**WHAT YOU NEED TO DO:** Your answer must consist solely of the number of lines that contain the word "JSON".

**SOURCE RECORDS:**

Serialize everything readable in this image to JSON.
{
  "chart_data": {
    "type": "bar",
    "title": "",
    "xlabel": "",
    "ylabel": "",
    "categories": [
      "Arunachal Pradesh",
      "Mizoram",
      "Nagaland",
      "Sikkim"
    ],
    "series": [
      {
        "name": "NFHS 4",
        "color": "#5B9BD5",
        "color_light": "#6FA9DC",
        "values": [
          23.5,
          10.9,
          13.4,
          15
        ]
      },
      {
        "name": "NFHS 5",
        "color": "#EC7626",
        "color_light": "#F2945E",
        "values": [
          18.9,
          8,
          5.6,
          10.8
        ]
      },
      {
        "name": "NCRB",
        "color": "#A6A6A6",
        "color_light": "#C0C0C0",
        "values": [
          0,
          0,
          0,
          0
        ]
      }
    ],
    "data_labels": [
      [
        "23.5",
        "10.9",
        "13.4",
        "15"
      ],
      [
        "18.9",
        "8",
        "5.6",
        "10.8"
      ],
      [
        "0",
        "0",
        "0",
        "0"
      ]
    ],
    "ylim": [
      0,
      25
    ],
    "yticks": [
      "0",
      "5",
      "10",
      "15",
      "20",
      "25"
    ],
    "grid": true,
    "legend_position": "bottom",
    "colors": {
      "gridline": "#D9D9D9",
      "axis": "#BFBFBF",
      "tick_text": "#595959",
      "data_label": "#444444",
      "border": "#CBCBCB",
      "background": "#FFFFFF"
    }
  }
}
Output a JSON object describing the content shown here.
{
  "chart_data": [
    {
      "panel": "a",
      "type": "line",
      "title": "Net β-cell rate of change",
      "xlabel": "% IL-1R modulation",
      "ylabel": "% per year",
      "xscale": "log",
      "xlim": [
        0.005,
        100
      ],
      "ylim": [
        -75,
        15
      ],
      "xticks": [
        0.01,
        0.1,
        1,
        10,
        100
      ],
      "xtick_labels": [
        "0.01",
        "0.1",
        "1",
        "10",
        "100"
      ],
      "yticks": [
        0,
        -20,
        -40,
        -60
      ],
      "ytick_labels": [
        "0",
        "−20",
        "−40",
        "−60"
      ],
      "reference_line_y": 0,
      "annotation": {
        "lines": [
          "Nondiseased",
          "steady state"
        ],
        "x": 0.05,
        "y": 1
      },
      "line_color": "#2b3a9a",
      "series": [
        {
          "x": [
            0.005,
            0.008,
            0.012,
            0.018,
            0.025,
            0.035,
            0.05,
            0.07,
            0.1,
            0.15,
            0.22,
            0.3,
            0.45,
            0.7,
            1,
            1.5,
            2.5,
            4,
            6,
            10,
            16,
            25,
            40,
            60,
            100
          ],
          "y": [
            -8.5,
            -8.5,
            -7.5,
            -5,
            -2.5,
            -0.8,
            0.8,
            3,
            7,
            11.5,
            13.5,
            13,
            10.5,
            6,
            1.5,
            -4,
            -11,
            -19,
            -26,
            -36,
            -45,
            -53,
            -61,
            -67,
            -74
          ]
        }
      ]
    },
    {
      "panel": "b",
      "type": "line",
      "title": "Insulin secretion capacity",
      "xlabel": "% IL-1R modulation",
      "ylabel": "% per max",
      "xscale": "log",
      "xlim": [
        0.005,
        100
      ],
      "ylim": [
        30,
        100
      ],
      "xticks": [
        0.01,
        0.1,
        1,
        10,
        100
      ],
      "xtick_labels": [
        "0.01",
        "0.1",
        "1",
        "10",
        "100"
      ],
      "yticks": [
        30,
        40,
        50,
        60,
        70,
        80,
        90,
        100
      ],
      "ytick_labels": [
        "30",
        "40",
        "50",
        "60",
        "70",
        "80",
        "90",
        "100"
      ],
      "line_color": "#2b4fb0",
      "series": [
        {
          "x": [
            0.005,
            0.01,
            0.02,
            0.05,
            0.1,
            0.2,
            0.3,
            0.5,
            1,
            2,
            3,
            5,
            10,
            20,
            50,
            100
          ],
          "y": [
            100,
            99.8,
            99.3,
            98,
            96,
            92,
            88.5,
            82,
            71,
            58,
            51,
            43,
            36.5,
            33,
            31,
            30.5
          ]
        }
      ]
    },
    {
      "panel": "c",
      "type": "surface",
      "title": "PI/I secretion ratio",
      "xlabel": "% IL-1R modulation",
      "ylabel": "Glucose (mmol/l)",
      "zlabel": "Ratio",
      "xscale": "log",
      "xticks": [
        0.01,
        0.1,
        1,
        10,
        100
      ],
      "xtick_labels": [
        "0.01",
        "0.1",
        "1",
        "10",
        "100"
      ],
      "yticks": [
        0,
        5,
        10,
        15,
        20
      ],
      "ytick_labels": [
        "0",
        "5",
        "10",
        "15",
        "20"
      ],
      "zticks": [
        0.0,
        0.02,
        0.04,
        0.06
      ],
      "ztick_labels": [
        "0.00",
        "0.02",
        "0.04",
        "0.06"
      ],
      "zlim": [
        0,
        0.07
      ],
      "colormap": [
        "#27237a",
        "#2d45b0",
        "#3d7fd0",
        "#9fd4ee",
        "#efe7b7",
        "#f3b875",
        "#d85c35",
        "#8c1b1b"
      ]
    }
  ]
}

**RESPONSE TO THE EXERCISE:** 2